───── EXERCISE INPUTS ─────

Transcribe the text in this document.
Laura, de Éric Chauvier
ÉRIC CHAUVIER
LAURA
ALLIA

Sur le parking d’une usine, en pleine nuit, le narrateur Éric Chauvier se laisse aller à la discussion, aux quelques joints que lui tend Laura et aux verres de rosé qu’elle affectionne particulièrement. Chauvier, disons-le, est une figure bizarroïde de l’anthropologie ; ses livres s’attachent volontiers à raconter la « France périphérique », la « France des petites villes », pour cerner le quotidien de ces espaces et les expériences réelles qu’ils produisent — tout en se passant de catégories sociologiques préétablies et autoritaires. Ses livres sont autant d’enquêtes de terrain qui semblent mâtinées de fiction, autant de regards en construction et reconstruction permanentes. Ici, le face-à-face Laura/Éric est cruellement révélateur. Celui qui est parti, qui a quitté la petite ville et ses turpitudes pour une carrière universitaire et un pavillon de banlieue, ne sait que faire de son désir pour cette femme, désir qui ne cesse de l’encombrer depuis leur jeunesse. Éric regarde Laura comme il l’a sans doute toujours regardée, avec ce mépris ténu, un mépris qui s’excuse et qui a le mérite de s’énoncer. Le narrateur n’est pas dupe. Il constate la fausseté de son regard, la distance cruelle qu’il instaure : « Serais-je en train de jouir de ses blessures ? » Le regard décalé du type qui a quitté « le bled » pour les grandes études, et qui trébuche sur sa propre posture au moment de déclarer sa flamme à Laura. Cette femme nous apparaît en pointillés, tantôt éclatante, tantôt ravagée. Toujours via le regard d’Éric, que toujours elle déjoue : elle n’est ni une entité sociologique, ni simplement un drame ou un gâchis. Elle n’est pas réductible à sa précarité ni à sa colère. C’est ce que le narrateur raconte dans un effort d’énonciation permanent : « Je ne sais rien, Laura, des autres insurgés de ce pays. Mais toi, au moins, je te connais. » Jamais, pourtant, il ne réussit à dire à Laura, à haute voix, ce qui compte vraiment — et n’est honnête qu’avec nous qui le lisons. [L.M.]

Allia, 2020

─────

#### [EXERCISE OBJECTIVE]
Restate each entry exactly, skipping none.

#### [TASK RESPONSE]
Transcribe the text in this document.
Laura, de Éric Chauvier
ÉRIC CHAUVIER
LAURA
ALLIA

Sur le parking d’une usine, en pleine nuit, le narrateur Éric Chauvier se laisse aller à la discussion, aux quelques joints que lui tend Laura et aux verres de rosé qu’elle affectionne particulièrement. Chauvier, disons-le, est une figure bizarroïde de l’anthropologie ; ses livres s’attachent volontiers à raconter la « France périphérique », la « France des petites villes », pour cerner le quotidien de ces espaces et les expériences réelles qu’ils produisent — tout en se passant de catégories sociologiques préétablies et autoritaires. Ses livres sont autant d’enquêtes de terrain qui semblent mâtinées de fiction, autant de regards en construction et reconstruction permanentes. Ici, le face-à-face Laura/Éric est cruellement révélateur. Celui qui est parti, qui a quitté la petite ville et ses turpitudes pour une carrière universitaire et un pavillon de banlieue, ne sait que faire de son désir pour cette femme, désir qui ne cesse de l’encombrer depuis leur jeunesse. Éric regarde Laura comme il l’a sans doute toujours regardée, avec ce mépris ténu, un mépris qui s’excuse et qui a le mérite de s’énoncer. Le narrateur n’est pas dupe. Il constate la fausseté de son regard, la distance cruelle qu’il instaure : « Serais-je en train de jouir de ses blessures ? » Le regard décalé du type qui a quitté « le bled » pour les grandes études, et qui trébuche sur sa propre posture au moment de déclarer sa flamme à Laura. Cette femme nous apparaît en pointillés, tantôt éclatante, tantôt ravagée. Toujours via le regard d’Éric, que toujours elle déjoue : elle n’est ni une entité sociologique, ni simplement un drame ou un gâchis. Elle n’est pas réductible à sa précarité ni à sa colère. C’est ce que le narrateur raconte dans un effort d’énonciation permanent : « Je ne sais rien, Laura, des autres insurgés de ce pays. Mais toi, au moins, je te connais. » Jamais, pourtant, il ne réussit à dire à Laura, à haute voix, ce qui compte vraiment — et n’est honnête qu’avec nous qui le lisons. [L.M.]

Allia, 2020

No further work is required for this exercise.